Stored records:

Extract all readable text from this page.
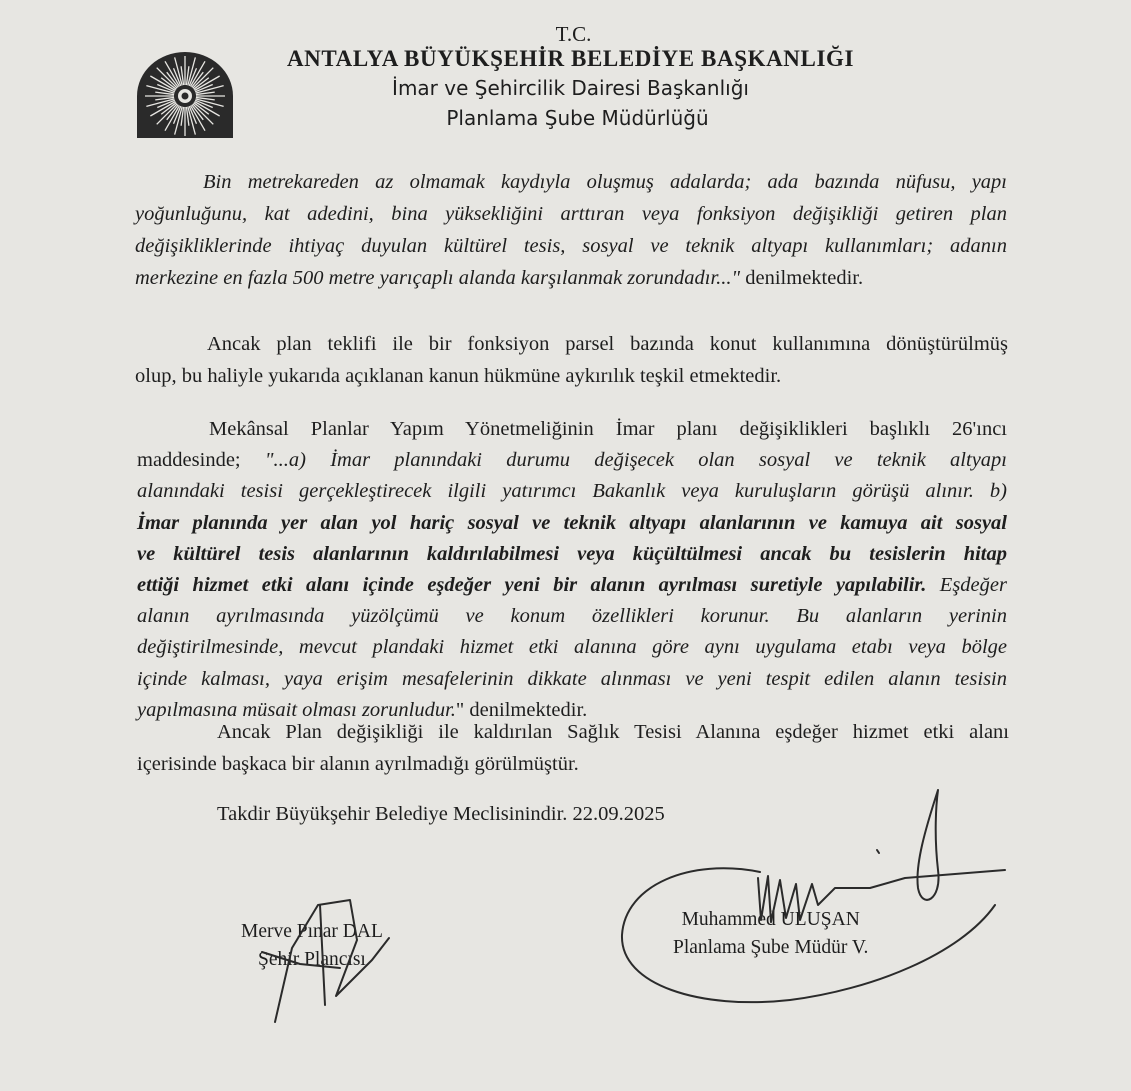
T.C.
ANTALYA BÜYÜKŞEHİR BELEDİYE BAŞKANLIĞI
İmar ve Şehircilik Dairesi Başkanlığı
Planlama Şube Müdürlüğü
Bin metrekareden az olmamak kaydıyla oluşmuş adalarda; ada bazında nüfusu, yapı
yoğunluğunu, kat adedini, bina yüksekliğini arttıran veya fonksiyon değişikliği getiren plan
değişikliklerinde ihtiyaç duyulan kültürel tesis, sosyal ve teknik altyapı kullanımları; adanın
merkezine en fazla 500 metre yarıçaplı alanda karşılanmak zorundadır..." denilmektedir.
Ancak plan teklifi ile bir fonksiyon parsel bazında konut kullanımına dönüştürülmüş
olup, bu haliyle yukarıda açıklanan kanun hükmüne aykırılık teşkil etmektedir.
Mekânsal Planlar Yapım Yönetmeliğinin İmar planı değişiklikleri başlıklı 26'ıncı
maddesinde; "...a) İmar planındaki durumu değişecek olan sosyal ve teknik altyapı
alanındaki tesisi gerçekleştirecek ilgili yatırımcı Bakanlık veya kuruluşların görüşü alınır. b)
İmar planında yer alan yol hariç sosyal ve teknik altyapı alanlarının ve kamuya ait sosyal
ve kültürel tesis alanlarının kaldırılabilmesi veya küçültülmesi ancak bu tesislerin hitap
ettiği hizmet etki alanı içinde eşdeğer yeni bir alanın ayrılması suretiyle yapılabilir. Eşdeğer
alanın ayrılmasında yüzölçümü ve konum özellikleri korunur. Bu alanların yerinin
değiştirilmesinde, mevcut plandaki hizmet etki alanına göre aynı uygulama etabı veya bölge
içinde kalması, yaya erişim mesafelerinin dikkate alınması ve yeni tespit edilen alanın tesisin
yapılmasına müsait olması zorunludur." denilmektedir.
Ancak Plan değişikliği ile kaldırılan Sağlık Tesisi Alanına eşdeğer hizmet etki alanı
içerisinde başkaca bir alanın ayrılmadığı görülmüştür.
Takdir Büyükşehir Belediye Meclisinindir. 22.09.2025
Merve Pınar DAL
Şehir Plancısı
Muhammed ULUŞAN
Planlama Şube Müdür V.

Stated problem:
Every record above should come back exactly, but without its pictures.

Finished task:
Extract all readable text from this page.
T.C.
ANTALYA BÜYÜKŞEHİR BELEDİYE BAŞKANLIĞI
İmar ve Şehircilik Dairesi Başkanlığı
Planlama Şube Müdürlüğü
Bin metrekareden az olmamak kaydıyla oluşmuş adalarda; ada bazında nüfusu, yapı
yoğunluğunu, kat adedini, bina yüksekliğini arttıran veya fonksiyon değişikliği getiren plan
değişikliklerinde ihtiyaç duyulan kültürel tesis, sosyal ve teknik altyapı kullanımları; adanın
merkezine en fazla 500 metre yarıçaplı alanda karşılanmak zorundadır..." denilmektedir.
Ancak plan teklifi ile bir fonksiyon parsel bazında konut kullanımına dönüştürülmüş
olup, bu haliyle yukarıda açıklanan kanun hükmüne aykırılık teşkil etmektedir.
Mekânsal Planlar Yapım Yönetmeliğinin İmar planı değişiklikleri başlıklı 26'ıncı
maddesinde; "...a) İmar planındaki durumu değişecek olan sosyal ve teknik altyapı
alanındaki tesisi gerçekleştirecek ilgili yatırımcı Bakanlık veya kuruluşların görüşü alınır. b)
İmar planında yer alan yol hariç sosyal ve teknik altyapı alanlarının ve kamuya ait sosyal
ve kültürel tesis alanlarının kaldırılabilmesi veya küçültülmesi ancak bu tesislerin hitap
ettiği hizmet etki alanı içinde eşdeğer yeni bir alanın ayrılması suretiyle yapılabilir. Eşdeğer
alanın ayrılmasında yüzölçümü ve konum özellikleri korunur. Bu alanların yerinin
değiştirilmesinde, mevcut plandaki hizmet etki alanına göre aynı uygulama etabı veya bölge
içinde kalması, yaya erişim mesafelerinin dikkate alınması ve yeni tespit edilen alanın tesisin
yapılmasına müsait olması zorunludur." denilmektedir.
Ancak Plan değişikliği ile kaldırılan Sağlık Tesisi Alanına eşdeğer hizmet etki alanı
içerisinde başkaca bir alanın ayrılmadığı görülmüştür.
Takdir Büyükşehir Belediye Meclisinindir. 22.09.2025
Merve Pınar DAL
Şehir Plancısı
Muhammed ULUŞAN
Planlama Şube Müdür V.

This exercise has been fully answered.